*SHORT TASK:* Transcribe all the records with complete accuracy.

*INFORMATION SUPPLIED:*
* start *
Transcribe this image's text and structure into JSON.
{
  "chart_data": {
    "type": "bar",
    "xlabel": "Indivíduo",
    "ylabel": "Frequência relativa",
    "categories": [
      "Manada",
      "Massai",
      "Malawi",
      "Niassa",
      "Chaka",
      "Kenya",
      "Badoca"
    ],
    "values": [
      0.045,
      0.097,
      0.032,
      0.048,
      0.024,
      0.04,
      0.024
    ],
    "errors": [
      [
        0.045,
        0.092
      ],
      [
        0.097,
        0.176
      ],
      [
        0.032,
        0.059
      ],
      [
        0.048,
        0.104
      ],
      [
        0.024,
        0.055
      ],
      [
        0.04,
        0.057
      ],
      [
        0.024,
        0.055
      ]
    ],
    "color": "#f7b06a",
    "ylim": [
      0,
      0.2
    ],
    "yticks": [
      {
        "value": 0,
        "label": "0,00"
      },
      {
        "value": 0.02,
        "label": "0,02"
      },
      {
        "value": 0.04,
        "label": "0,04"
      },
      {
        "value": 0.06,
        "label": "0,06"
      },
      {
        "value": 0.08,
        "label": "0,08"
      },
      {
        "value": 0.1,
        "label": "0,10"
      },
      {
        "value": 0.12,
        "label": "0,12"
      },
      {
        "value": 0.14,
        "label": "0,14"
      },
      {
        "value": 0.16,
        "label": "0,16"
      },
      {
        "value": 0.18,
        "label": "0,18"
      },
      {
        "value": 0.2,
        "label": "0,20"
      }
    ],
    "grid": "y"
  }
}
* end *
*REPLY:*
Transcribe this image's text and structure into JSON.
{
  "chart_data": {
    "type": "bar",
    "xlabel": "Indivíduo",
    "ylabel": "Frequência relativa",
    "categories": [
      "Manada",
      "Massai",
      "Malawi",
      "Niassa",
      "Chaka",
      "Kenya",
      "Badoca"
    ],
    "values": [
      0.045,
      0.097,
      0.032,
      0.048,
      0.024,
      0.04,
      0.024
    ],
    "errors": [
      [
        0.045,
        0.092
      ],
      [
        0.097,
        0.176
      ],
      [
        0.032,
        0.059
      ],
      [
        0.048,
        0.104
      ],
      [
        0.024,
        0.055
      ],
      [
        0.04,
        0.057
      ],
      [
        0.024,
        0.055
      ]
    ],
    "color": "#f7b06a",
    "ylim": [
      0,
      0.2
    ],
    "yticks": [
      {
        "value": 0,
        "label": "0,00"
      },
      {
        "value": 0.02,
        "label": "0,02"
      },
      {
        "value": 0.04,
        "label": "0,04"
      },
      {
        "value": 0.06,
        "label": "0,06"
      },
      {
        "value": 0.08,
        "label": "0,08"
      },
      {
        "value": 0.1,
        "label": "0,10"
      },
      {
        "value": 0.12,
        "label": "0,12"
      },
      {
        "value": 0.14,
        "label": "0,14"
      },
      {
        "value": 0.16,
        "label": "0,16"
      },
      {
        "value": 0.18,
        "label": "0,18"
      },
      {
        "value": 0.2,
        "label": "0,20"
      }
    ],
    "grid": "y"
  }
}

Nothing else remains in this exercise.